--- Written request ---
Output all entries verbatim. Skip pictures.

--- Material provided ---

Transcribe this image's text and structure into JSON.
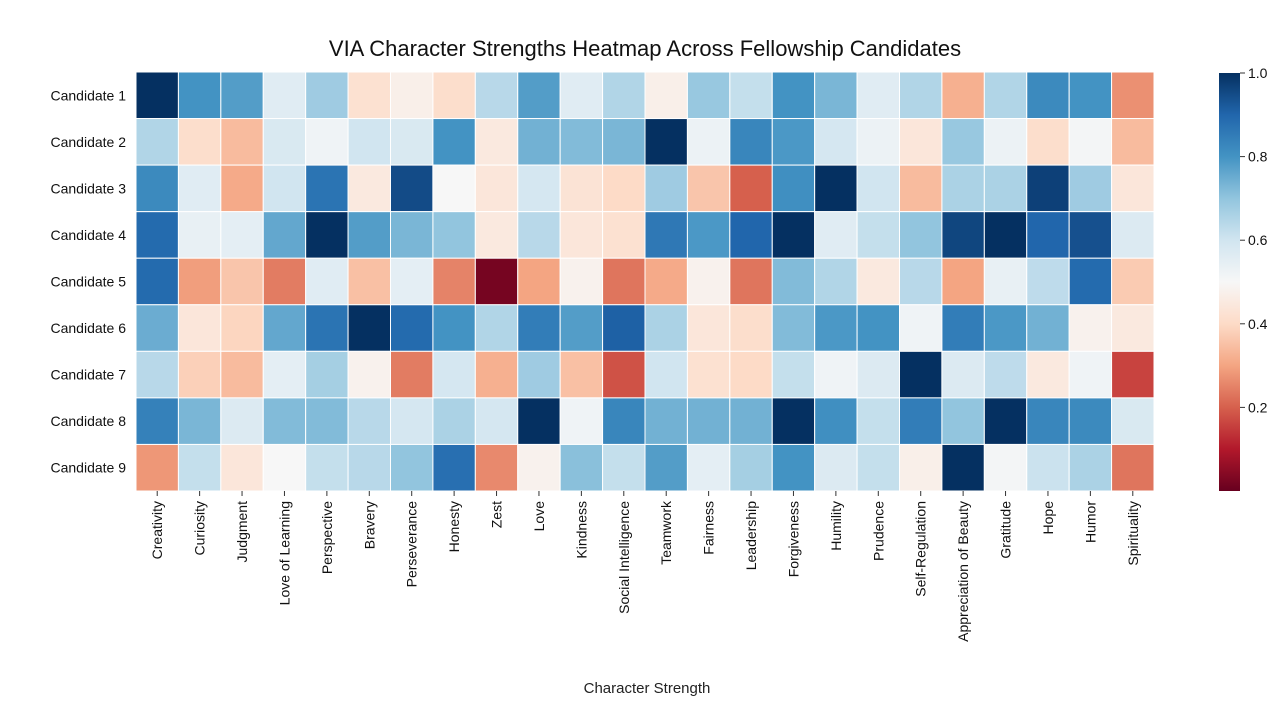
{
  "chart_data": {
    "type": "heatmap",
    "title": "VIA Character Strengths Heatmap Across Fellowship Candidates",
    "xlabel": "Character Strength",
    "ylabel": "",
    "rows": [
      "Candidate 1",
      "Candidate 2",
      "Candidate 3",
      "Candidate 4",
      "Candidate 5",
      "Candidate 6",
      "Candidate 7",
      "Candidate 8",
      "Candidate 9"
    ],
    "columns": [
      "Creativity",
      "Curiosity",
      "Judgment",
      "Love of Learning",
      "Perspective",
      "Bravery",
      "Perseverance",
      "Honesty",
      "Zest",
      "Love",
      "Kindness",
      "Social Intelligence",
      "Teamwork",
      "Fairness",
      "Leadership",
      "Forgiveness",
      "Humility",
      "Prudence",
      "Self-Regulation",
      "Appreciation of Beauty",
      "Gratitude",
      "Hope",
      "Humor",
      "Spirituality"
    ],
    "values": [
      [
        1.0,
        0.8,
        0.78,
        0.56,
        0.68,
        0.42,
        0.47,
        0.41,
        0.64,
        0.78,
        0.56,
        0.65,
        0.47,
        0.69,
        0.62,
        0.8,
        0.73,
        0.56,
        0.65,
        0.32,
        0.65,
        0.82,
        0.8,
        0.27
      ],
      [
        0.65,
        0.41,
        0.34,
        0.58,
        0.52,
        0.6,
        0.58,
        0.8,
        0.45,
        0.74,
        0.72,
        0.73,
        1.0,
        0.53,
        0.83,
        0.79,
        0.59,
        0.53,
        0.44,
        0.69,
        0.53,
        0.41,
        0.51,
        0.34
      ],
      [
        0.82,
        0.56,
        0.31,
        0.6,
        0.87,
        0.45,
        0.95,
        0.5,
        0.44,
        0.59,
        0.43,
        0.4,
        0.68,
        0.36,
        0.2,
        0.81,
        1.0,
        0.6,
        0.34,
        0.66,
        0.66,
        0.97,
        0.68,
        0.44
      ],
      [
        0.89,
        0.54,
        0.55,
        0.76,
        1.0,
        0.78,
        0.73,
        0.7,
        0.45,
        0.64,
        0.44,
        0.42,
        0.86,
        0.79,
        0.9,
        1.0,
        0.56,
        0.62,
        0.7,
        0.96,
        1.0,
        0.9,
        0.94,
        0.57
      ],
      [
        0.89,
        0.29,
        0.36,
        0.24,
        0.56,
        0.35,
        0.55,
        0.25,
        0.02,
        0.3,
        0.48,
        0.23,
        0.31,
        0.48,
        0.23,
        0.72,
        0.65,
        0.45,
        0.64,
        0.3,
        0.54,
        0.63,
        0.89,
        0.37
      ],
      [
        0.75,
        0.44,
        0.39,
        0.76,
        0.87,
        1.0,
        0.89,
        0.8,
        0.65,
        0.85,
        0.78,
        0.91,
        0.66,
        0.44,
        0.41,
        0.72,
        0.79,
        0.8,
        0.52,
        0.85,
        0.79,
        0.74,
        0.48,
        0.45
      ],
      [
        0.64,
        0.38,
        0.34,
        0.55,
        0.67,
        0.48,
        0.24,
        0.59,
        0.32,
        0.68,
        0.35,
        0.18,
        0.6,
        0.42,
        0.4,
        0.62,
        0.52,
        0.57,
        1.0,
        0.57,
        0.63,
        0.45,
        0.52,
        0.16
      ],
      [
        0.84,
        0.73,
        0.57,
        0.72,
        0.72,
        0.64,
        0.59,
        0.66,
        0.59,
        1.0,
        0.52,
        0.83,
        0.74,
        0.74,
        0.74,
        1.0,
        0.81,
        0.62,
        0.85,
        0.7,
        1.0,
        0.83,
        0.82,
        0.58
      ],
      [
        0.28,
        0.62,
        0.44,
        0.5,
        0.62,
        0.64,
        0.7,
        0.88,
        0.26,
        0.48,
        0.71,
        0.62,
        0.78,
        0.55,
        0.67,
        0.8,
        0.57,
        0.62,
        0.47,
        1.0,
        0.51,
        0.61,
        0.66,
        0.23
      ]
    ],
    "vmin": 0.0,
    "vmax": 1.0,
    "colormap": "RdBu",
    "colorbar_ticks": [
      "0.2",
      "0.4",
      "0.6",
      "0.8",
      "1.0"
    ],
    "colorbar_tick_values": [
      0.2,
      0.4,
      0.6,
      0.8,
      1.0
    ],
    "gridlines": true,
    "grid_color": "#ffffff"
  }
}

--- Task result ---
Transcribe this image's text and structure into JSON.
{
  "chart_data": {
    "type": "heatmap",
    "title": "VIA Character Strengths Heatmap Across Fellowship Candidates",
    "xlabel": "Character Strength",
    "ylabel": "",
    "rows": [
      "Candidate 1",
      "Candidate 2",
      "Candidate 3",
      "Candidate 4",
      "Candidate 5",
      "Candidate 6",
      "Candidate 7",
      "Candidate 8",
      "Candidate 9"
    ],
    "columns": [
      "Creativity",
      "Curiosity",
      "Judgment",
      "Love of Learning",
      "Perspective",
      "Bravery",
      "Perseverance",
      "Honesty",
      "Zest",
      "Love",
      "Kindness",
      "Social Intelligence",
      "Teamwork",
      "Fairness",
      "Leadership",
      "Forgiveness",
      "Humility",
      "Prudence",
      "Self-Regulation",
      "Appreciation of Beauty",
      "Gratitude",
      "Hope",
      "Humor",
      "Spirituality"
    ],
    "values": [
      [
        1.0,
        0.8,
        0.78,
        0.56,
        0.68,
        0.42,
        0.47,
        0.41,
        0.64,
        0.78,
        0.56,
        0.65,
        0.47,
        0.69,
        0.62,
        0.8,
        0.73,
        0.56,
        0.65,
        0.32,
        0.65,
        0.82,
        0.8,
        0.27
      ],
      [
        0.65,
        0.41,
        0.34,
        0.58,
        0.52,
        0.6,
        0.58,
        0.8,
        0.45,
        0.74,
        0.72,
        0.73,
        1.0,
        0.53,
        0.83,
        0.79,
        0.59,
        0.53,
        0.44,
        0.69,
        0.53,
        0.41,
        0.51,
        0.34
      ],
      [
        0.82,
        0.56,
        0.31,
        0.6,
        0.87,
        0.45,
        0.95,
        0.5,
        0.44,
        0.59,
        0.43,
        0.4,
        0.68,
        0.36,
        0.2,
        0.81,
        1.0,
        0.6,
        0.34,
        0.66,
        0.66,
        0.97,
        0.68,
        0.44
      ],
      [
        0.89,
        0.54,
        0.55,
        0.76,
        1.0,
        0.78,
        0.73,
        0.7,
        0.45,
        0.64,
        0.44,
        0.42,
        0.86,
        0.79,
        0.9,
        1.0,
        0.56,
        0.62,
        0.7,
        0.96,
        1.0,
        0.9,
        0.94,
        0.57
      ],
      [
        0.89,
        0.29,
        0.36,
        0.24,
        0.56,
        0.35,
        0.55,
        0.25,
        0.02,
        0.3,
        0.48,
        0.23,
        0.31,
        0.48,
        0.23,
        0.72,
        0.65,
        0.45,
        0.64,
        0.3,
        0.54,
        0.63,
        0.89,
        0.37
      ],
      [
        0.75,
        0.44,
        0.39,
        0.76,
        0.87,
        1.0,
        0.89,
        0.8,
        0.65,
        0.85,
        0.78,
        0.91,
        0.66,
        0.44,
        0.41,
        0.72,
        0.79,
        0.8,
        0.52,
        0.85,
        0.79,
        0.74,
        0.48,
        0.45
      ],
      [
        0.64,
        0.38,
        0.34,
        0.55,
        0.67,
        0.48,
        0.24,
        0.59,
        0.32,
        0.68,
        0.35,
        0.18,
        0.6,
        0.42,
        0.4,
        0.62,
        0.52,
        0.57,
        1.0,
        0.57,
        0.63,
        0.45,
        0.52,
        0.16
      ],
      [
        0.84,
        0.73,
        0.57,
        0.72,
        0.72,
        0.64,
        0.59,
        0.66,
        0.59,
        1.0,
        0.52,
        0.83,
        0.74,
        0.74,
        0.74,
        1.0,
        0.81,
        0.62,
        0.85,
        0.7,
        1.0,
        0.83,
        0.82,
        0.58
      ],
      [
        0.28,
        0.62,
        0.44,
        0.5,
        0.62,
        0.64,
        0.7,
        0.88,
        0.26,
        0.48,
        0.71,
        0.62,
        0.78,
        0.55,
        0.67,
        0.8,
        0.57,
        0.62,
        0.47,
        1.0,
        0.51,
        0.61,
        0.66,
        0.23
      ]
    ],
    "vmin": 0.0,
    "vmax": 1.0,
    "colormap": "RdBu",
    "colorbar_ticks": [
      "0.2",
      "0.4",
      "0.6",
      "0.8",
      "1.0"
    ],
    "colorbar_tick_values": [
      0.2,
      0.4,
      0.6,
      0.8,
      1.0
    ],
    "gridlines": true,
    "grid_color": "#ffffff"
  }
}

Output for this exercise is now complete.